(Passage to read):
================================
Income Tax Assessment Act 1936
is an act
of the Parliament of Australia
. It's one of the main statutes under which income tax is calculated. The act is gradually being rewritten into the Income Tax Assessment Act 1997
, and new matters are generally now added to the 1997 act.
The reason for rewriting the act is that amendments over the years have made it thousands of pages long, and very complex. Amendments have also created subsection upon subsection, for example 221YHAAC(2)(e)(iii)(A).
Section 260 was the initial general anti-avoidance provision in the act, present from its inception in 1936 and operative until 27 May 1981. The section held any contract
- altering the incidence of any income tax;
- relieving any person from liability to pay any income tax or make any return;
- defeating, evading, or avoiding any duty or liability imposed on any person by this Act; or
- preventing the operation of this Act in any respect;
- to be void as against the Commissioner.
"Void against the commissioner" meant such a contract would be ignored for taxation determination, but was still enforcible by the parties against each other (the same as any other contract).
The section was present in essentially the same form in the Commonwealth Income Tax Assessment Act 1915 (and it seems in a prior act from 1895). The history of the section is principally the history of the interpretation of its wording by the courts. It will be noted how broad the wording is; as early as 1921 Chief Justice Knox remarked on that (referring to the 1915 act),
- The section, if construed literally, would extend to every transaction whether voluntary or for value which had the effect of reducing the income of any taxpayer.
================================
(Entries supplied):
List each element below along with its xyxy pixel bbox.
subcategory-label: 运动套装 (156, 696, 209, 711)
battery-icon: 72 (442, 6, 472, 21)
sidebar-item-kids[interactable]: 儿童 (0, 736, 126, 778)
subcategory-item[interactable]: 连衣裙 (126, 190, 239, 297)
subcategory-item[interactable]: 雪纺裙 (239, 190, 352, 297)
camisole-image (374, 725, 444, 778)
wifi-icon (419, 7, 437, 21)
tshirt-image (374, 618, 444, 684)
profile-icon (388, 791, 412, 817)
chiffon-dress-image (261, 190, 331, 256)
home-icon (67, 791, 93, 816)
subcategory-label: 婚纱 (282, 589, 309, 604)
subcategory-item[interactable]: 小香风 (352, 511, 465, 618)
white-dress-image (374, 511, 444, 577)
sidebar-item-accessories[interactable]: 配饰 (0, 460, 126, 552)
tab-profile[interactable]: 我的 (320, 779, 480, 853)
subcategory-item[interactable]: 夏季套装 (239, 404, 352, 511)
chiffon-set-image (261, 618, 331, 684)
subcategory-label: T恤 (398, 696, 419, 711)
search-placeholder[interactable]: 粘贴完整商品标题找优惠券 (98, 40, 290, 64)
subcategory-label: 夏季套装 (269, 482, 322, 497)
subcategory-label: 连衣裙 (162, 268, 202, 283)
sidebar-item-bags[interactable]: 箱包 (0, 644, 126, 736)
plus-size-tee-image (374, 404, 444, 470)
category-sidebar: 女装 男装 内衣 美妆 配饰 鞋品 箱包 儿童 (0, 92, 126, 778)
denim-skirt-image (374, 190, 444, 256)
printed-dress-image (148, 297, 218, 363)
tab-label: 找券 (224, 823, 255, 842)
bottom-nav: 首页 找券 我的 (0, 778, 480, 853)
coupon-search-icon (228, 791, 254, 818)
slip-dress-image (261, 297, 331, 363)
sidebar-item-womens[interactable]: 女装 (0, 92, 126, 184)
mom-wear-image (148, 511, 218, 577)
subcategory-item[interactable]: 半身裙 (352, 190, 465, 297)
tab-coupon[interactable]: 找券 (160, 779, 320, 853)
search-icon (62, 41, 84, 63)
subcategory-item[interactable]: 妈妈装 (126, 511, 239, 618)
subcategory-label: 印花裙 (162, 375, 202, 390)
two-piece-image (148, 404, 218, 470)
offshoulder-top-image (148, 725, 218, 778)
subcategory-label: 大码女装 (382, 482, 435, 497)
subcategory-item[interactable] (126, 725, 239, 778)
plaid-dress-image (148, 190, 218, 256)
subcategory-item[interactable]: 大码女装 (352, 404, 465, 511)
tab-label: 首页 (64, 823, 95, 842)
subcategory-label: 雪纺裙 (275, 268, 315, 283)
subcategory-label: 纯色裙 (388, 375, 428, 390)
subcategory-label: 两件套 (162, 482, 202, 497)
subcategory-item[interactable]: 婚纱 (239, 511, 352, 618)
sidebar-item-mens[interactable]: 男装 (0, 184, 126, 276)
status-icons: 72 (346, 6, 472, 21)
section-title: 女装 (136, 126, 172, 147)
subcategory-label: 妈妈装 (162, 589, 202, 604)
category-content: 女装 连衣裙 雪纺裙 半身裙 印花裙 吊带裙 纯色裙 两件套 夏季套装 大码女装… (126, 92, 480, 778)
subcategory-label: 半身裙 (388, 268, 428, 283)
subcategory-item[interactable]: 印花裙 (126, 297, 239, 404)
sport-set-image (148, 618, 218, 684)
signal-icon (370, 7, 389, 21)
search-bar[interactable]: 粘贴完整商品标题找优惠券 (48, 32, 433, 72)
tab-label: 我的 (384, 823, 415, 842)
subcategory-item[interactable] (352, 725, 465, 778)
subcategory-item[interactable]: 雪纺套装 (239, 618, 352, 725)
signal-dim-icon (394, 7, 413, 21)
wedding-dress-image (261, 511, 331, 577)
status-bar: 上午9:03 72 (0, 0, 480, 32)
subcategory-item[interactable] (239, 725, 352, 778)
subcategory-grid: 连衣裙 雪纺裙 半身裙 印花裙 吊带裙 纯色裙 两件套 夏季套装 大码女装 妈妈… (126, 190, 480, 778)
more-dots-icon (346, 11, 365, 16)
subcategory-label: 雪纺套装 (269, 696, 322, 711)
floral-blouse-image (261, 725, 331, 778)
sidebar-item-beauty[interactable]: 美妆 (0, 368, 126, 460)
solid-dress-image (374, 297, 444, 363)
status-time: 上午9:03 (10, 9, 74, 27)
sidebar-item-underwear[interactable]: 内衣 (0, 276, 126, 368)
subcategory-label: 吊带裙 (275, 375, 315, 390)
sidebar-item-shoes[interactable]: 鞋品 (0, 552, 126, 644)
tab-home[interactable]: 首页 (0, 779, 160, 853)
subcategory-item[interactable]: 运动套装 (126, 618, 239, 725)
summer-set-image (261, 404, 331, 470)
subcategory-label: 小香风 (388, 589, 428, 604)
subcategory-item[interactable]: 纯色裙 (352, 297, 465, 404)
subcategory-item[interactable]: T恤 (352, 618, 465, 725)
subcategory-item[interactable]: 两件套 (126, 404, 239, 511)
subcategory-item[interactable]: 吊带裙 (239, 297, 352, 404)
================================
(Set of tasks):
[1] In the passage on the Income Tax Assessment Act 1936, rewrite the stretch from "The reason for" through "any other contract).", replacing "contract" with "arrangement" each time it occurs.
[2] Carry on the passage on the Income Tax Assessment Act 1936 from the point at which it stops.
The items come from a separate source, unrelated to the passage on the Income Tax Assessment Act 1936.

(The replies):
[1]
The reason for rewriting the act is that amendments over the years have made it thousands of pages long, and very complex. Amendments have also created subsection upon subsection, for example 221YHAAC(2)(e)(iii)(A).
Section 260 was the initial general anti-avoidance provision in the act, present from its inception in 1936 and operative until 27 May 1981. The section held any arrangement
- altering the incidence of any income tax;
- relieving any person from liability to pay any income tax or make any return;
- defeating, evading, or avoiding any duty or liability imposed on any person by this Act; or
- preventing the operation of this Act in any respect;
- to be void as against the Commissioner.
"Void against the commissioner" meant such a arrangement would be ignored for taxation determination, but was still enforcible by the parties against each other (the same as any other arrangement).

[2]
In consequence the courts, of necessity, "read down" the section so it would not apply to every transaction, that obviously not being the legislature's intention.
In Newton v FCT (1958), on appeal to the Privy Council, a kind of "predication" test was described. Lord Denning in his judgement said "you must be able to predicate – by looking at the overt acts by which it was implemented – that it was implemented in that particular way so as to avoid tax. If you cannot so predicate, but have to acknowledge that the transactions are capable of explanation by reference to ordinary business or family dealing ... then the arrangement does not come within the section."
A somewhat different stream of interpretation was established in Keighery v FCT (1957) where a taxpayer who made a choice between alternatives explicitly offered by the legislation (in that case a public versus private company) did not come under section 260. This was called the "choice principle" and it spawned Mullens v FCT (1976) which extended that to allow taxpayers to deliberately put themselves into circumstances described by the act (even if by unusual transactions) without coming under section 260.
The Mullens case, and the subsequent Slutzkin and Cridland (1977) decided from it, were in a sense the demise of section 260. To the extent those schemes were regarded, in the mood of the time, as contrivances or outright avoidance, section 260 was failing in its apparent task. But the question of "avoidance" as opposed to taxpayers taking up concessions offered by the statute is not an easy one. Back in the Newton case (in the High Court in 1957) Justice Kitto had given his now often quoted warning about section 260,
- Section 260 is a difficult provision, inherited from earlier legislation, and long overdue for reform by someone who will take the trouble to analyse his ideas and define his intentions with precision before putting pen to paper.
That invitation for analysis and reform was not taken up until, it seems, court decisions started going in favour of the taxpayer, at which point the issues discussed in the Newton case were indeed considered in constructing the new Part IVA, replacing section 260 as of 27 May 1981.
Other operative highlights
- Section 26AH — the "ten-year rule" for life insurance policies and friendly society investment bonds. Gains on policy surrender etc are taxed as income unless held for 10 years. Introduced in 1983.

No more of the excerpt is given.